- _AIM OF THE EXERCISE_
Search the data below for the word "Sanctionné" and copy each line that holds it.

[Extracted records]

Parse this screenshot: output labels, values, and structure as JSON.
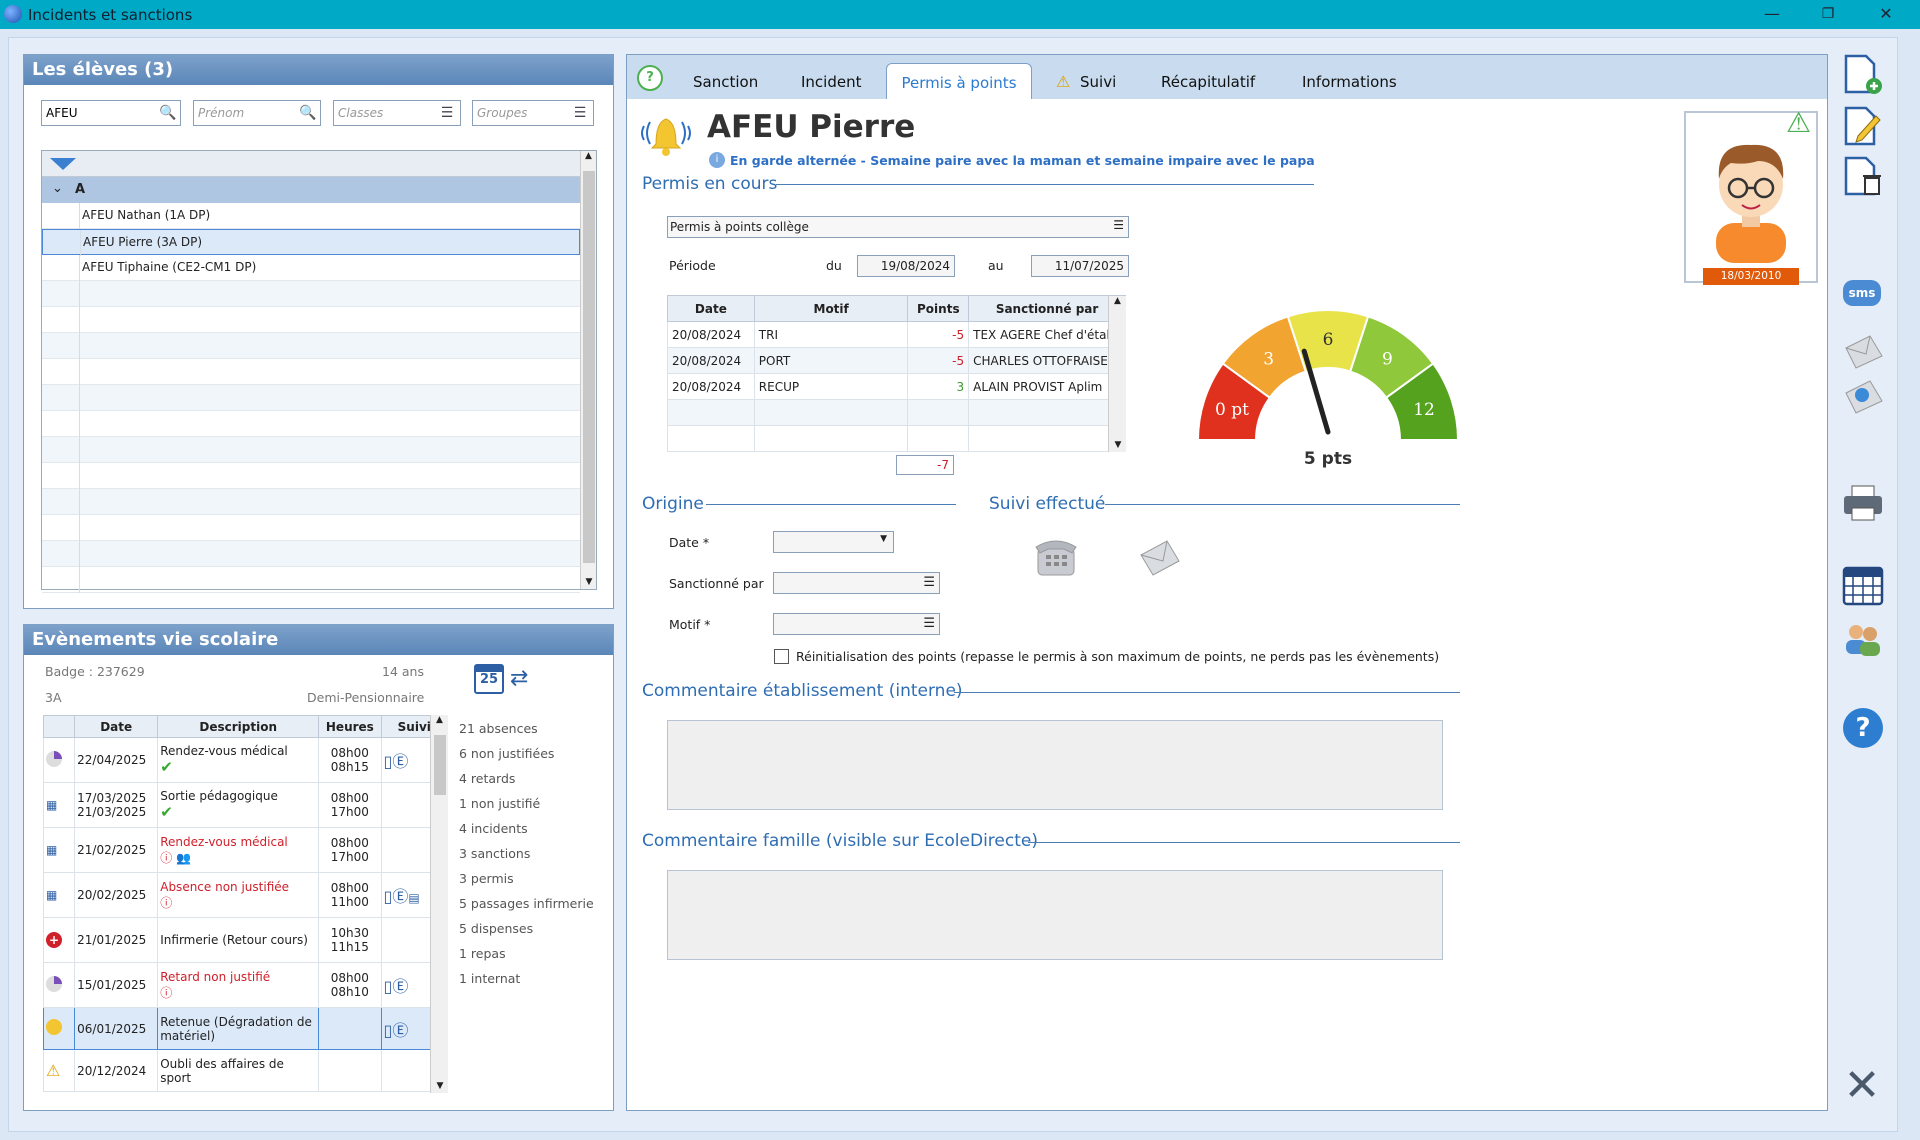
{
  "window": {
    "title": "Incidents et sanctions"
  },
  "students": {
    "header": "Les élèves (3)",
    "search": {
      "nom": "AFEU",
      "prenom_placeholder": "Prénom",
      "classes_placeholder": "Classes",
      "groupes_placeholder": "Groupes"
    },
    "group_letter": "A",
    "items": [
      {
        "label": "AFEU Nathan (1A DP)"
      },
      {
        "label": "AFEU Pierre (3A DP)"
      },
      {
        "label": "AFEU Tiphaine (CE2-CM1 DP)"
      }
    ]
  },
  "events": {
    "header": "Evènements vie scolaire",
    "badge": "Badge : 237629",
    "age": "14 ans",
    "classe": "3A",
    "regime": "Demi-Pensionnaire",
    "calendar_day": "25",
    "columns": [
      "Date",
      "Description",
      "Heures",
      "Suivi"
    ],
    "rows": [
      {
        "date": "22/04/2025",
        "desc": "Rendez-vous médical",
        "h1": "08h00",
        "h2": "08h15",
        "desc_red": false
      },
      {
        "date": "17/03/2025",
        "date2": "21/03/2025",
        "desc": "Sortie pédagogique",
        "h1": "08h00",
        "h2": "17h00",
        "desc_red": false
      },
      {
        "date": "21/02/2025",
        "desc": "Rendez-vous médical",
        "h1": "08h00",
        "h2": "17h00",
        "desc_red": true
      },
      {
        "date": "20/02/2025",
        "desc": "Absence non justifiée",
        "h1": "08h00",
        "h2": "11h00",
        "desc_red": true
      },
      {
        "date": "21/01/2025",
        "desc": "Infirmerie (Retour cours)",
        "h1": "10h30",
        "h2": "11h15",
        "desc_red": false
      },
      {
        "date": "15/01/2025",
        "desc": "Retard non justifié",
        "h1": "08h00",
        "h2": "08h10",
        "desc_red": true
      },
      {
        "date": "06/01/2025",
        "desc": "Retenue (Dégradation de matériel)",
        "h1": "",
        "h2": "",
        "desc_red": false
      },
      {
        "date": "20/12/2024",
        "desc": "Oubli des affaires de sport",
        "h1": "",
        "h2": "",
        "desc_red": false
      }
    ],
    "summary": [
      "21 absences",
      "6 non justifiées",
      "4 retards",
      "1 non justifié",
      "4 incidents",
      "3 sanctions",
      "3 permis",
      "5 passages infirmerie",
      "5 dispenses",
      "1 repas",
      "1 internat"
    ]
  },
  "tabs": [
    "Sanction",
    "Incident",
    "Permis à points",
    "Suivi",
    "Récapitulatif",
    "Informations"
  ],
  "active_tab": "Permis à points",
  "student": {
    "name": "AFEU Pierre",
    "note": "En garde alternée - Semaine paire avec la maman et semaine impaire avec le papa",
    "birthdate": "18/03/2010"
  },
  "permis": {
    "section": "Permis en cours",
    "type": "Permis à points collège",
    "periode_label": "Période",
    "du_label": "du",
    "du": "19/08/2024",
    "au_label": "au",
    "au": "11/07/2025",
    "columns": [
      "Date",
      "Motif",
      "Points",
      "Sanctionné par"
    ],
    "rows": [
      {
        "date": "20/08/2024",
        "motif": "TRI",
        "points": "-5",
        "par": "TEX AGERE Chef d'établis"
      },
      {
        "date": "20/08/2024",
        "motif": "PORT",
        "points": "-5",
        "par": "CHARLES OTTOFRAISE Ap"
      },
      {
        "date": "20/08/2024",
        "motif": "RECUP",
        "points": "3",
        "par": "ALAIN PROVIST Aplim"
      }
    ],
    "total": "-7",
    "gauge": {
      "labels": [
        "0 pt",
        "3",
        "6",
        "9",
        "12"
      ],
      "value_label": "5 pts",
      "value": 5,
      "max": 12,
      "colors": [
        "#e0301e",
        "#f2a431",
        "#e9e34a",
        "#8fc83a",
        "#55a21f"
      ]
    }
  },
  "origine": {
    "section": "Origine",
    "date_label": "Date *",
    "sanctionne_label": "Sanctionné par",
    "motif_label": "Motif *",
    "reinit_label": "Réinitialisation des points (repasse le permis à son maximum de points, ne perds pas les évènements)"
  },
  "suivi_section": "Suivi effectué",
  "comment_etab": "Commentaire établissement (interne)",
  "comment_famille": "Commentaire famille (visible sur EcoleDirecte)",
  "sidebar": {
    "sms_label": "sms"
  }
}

- _EXPECTED ANSWER_
      "Sanctionné par"
    "sanctionne_label": "Sanctionné par",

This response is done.